PROBLEM STATEMENT
Transcribe the records below exactly as they appear, omitting any pictures.

LISTED ENTRIES
※ ※ ※

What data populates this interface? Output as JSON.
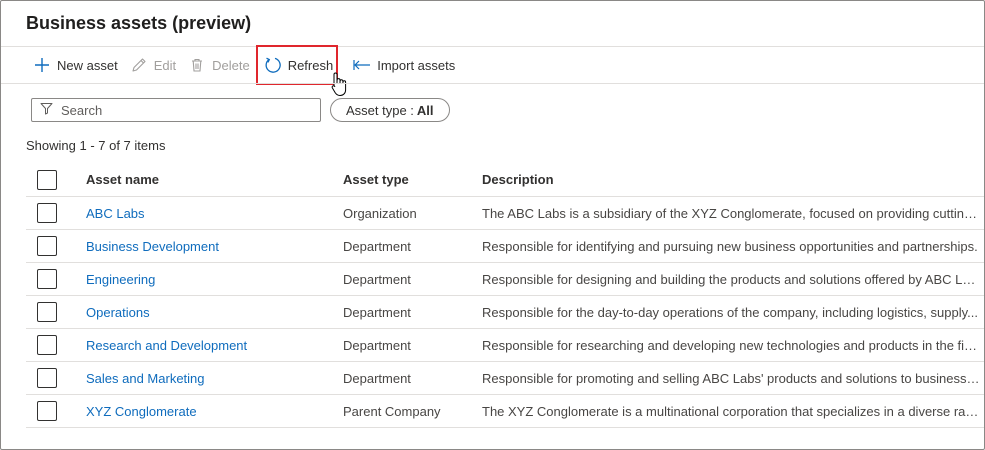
{
  "page": {
    "title": "Business assets (preview)"
  },
  "toolbar": {
    "new_label": "New asset",
    "edit_label": "Edit",
    "delete_label": "Delete",
    "refresh_label": "Refresh",
    "import_label": "Import assets"
  },
  "filters": {
    "search_placeholder": "Search",
    "asset_type_label": "Asset type :",
    "asset_type_value": "All"
  },
  "showing_text": "Showing 1 - 7 of 7 items",
  "table": {
    "columns": [
      "Asset name",
      "Asset type",
      "Description"
    ],
    "rows": [
      {
        "name": "ABC Labs",
        "type": "Organization",
        "description": "The ABC Labs is a subsidiary of the XYZ Conglomerate, focused on providing cutting-..."
      },
      {
        "name": "Business Development",
        "type": "Department",
        "description": "Responsible for identifying and pursuing new business opportunities and partnerships."
      },
      {
        "name": "Engineering",
        "type": "Department",
        "description": "Responsible for designing and building the products and solutions offered by ABC La..."
      },
      {
        "name": "Operations",
        "type": "Department",
        "description": "Responsible for the day-to-day operations of the company, including logistics, supply..."
      },
      {
        "name": "Research and Development",
        "type": "Department",
        "description": "Responsible for researching and developing new technologies and products in the fie..."
      },
      {
        "name": "Sales and Marketing",
        "type": "Department",
        "description": "Responsible for promoting and selling ABC Labs' products and solutions to businesse..."
      },
      {
        "name": "XYZ Conglomerate",
        "type": "Parent Company",
        "description": "The XYZ Conglomerate is a multinational corporation that specializes in a diverse ran..."
      }
    ]
  },
  "colors": {
    "accent": "#0f6cbd",
    "highlight": "#e0262d",
    "border": "#e1dfdd"
  }
}
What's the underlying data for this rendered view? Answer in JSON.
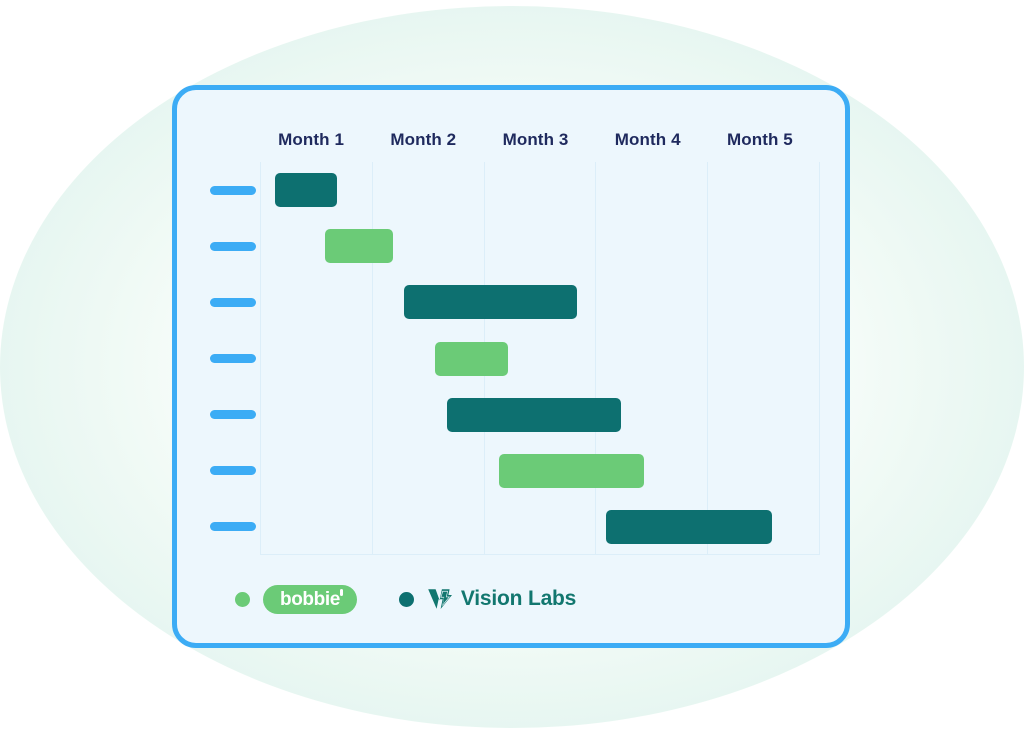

※ ※ ※

RESULT
What data populates this interface? Output as JSON.
{
  "page": {
    "title": "Business assets (preview)"
  },
  "toolbar": {
    "new_label": "New asset",
    "edit_label": "Edit",
    "delete_label": "Delete",
    "refresh_label": "Refresh",
    "import_label": "Import assets"
  },
  "filters": {
    "search_placeholder": "Search",
    "asset_type_label": "Asset type :",
    "asset_type_value": "All"
  },
  "showing_text": "Showing 1 - 7 of 7 items",
  "table": {
    "columns": [
      "Asset name",
      "Asset type",
      "Description"
    ],
    "rows": [
      {
        "name": "ABC Labs",
        "type": "Organization",
        "description": "The ABC Labs is a subsidiary of the XYZ Conglomerate, focused on providing cutting-..."
      },
      {
        "name": "Business Development",
        "type": "Department",
        "description": "Responsible for identifying and pursuing new business opportunities and partnerships."
      },
      {
        "name": "Engineering",
        "type": "Department",
        "description": "Responsible for designing and building the products and solutions offered by ABC La..."
      },
      {
        "name": "Operations",
        "type": "Department",
        "description": "Responsible for the day-to-day operations of the company, including logistics, supply..."
      },
      {
        "name": "Research and Development",
        "type": "Department",
        "description": "Responsible for researching and developing new technologies and products in the fie..."
      },
      {
        "name": "Sales and Marketing",
        "type": "Department",
        "description": "Responsible for promoting and selling ABC Labs' products and solutions to businesse..."
      },
      {
        "name": "XYZ Conglomerate",
        "type": "Parent Company",
        "description": "The XYZ Conglomerate is a multinational corporation that specializes in a diverse ran..."
      }
    ]
  },
  "colors": {
    "accent": "#0f6cbd",
    "highlight": "#e0262d",
    "border": "#e1dfdd"
  }
}
What's the underlying data for this rendered view? Answer in JSON.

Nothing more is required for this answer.